---- DATASET RECORDS
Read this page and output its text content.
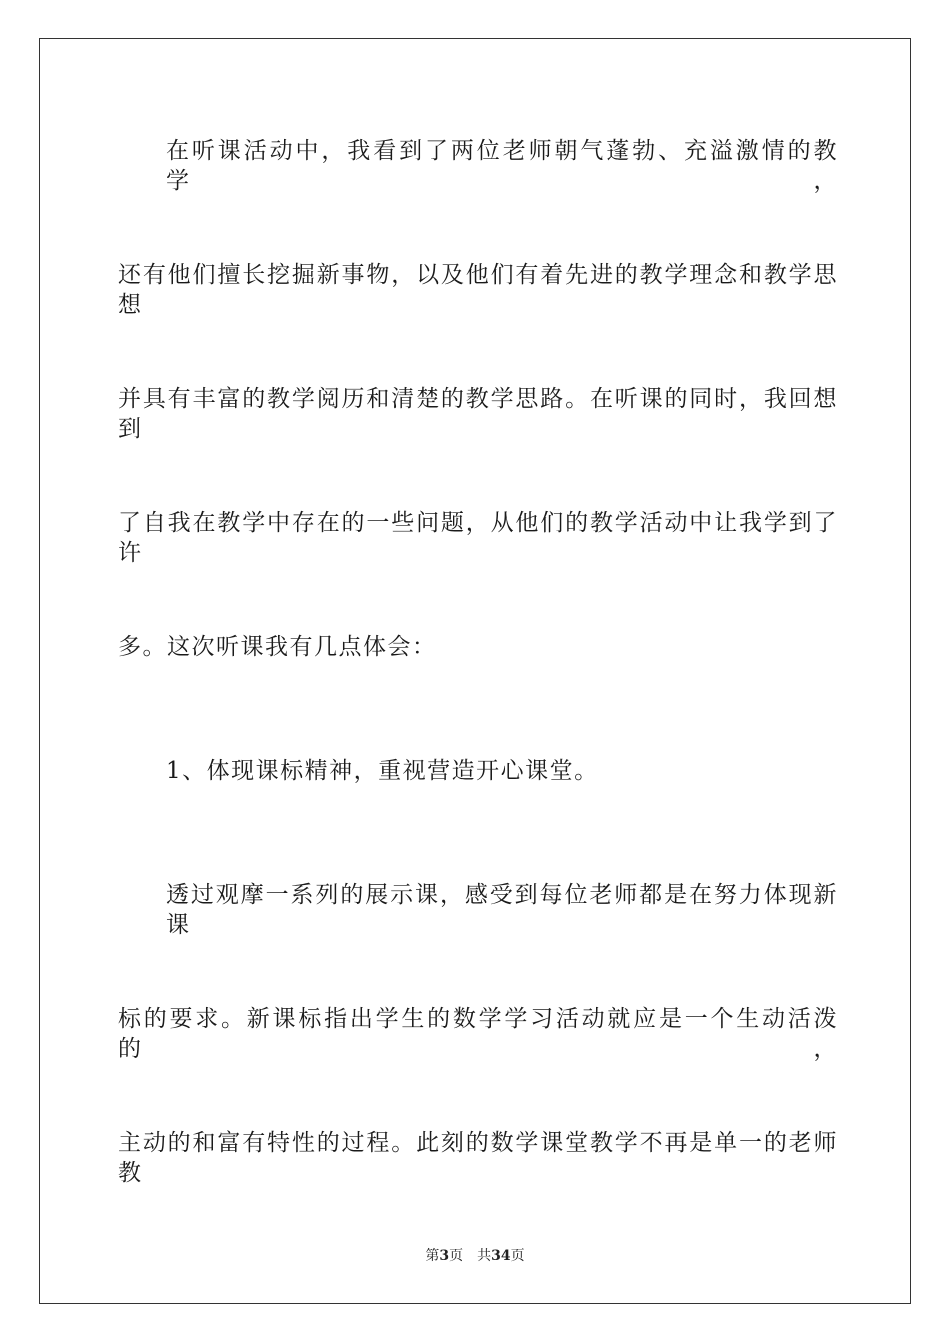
在听课活动中，我看到了两位老师朝气蓬勃、充溢激情的教学，
还有他们擅长挖掘新事物，以及他们有着先进的教学理念和教学思想
并具有丰富的教学阅历和清楚的教学思路。在听课的同时，我回想到
了自我在教学中存在的一些问题，从他们的教学活动中让我学到了许
多。这次听课我有几点体会：
1、体现课标精神，重视营造开心课堂。
透过观摩一系列的展示课，感受到每位老师都是在努力体现新课
标的要求。新课标指出学生的数学学习活动就应是一个生动活泼的，
主动的和富有特性的过程。此刻的数学课堂教学不再是单一的老师教
第3页 共34页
--------
[STATED GOAL]: Take the listing above and print it exactly, apart from the pictures.

[OUTPUT FOR THIS EXERCISE]:
Read this page and output its text content.
在听课活动中，我看到了两位老师朝气蓬勃、充溢激情的教学，
还有他们擅长挖掘新事物，以及他们有着先进的教学理念和教学思想
并具有丰富的教学阅历和清楚的教学思路。在听课的同时，我回想到
了自我在教学中存在的一些问题，从他们的教学活动中让我学到了许
多。这次听课我有几点体会：
1、体现课标精神，重视营造开心课堂。
透过观摩一系列的展示课，感受到每位老师都是在努力体现新课
标的要求。新课标指出学生的数学学习活动就应是一个生动活泼的，
主动的和富有特性的过程。此刻的数学课堂教学不再是单一的老师教
第3页 共34页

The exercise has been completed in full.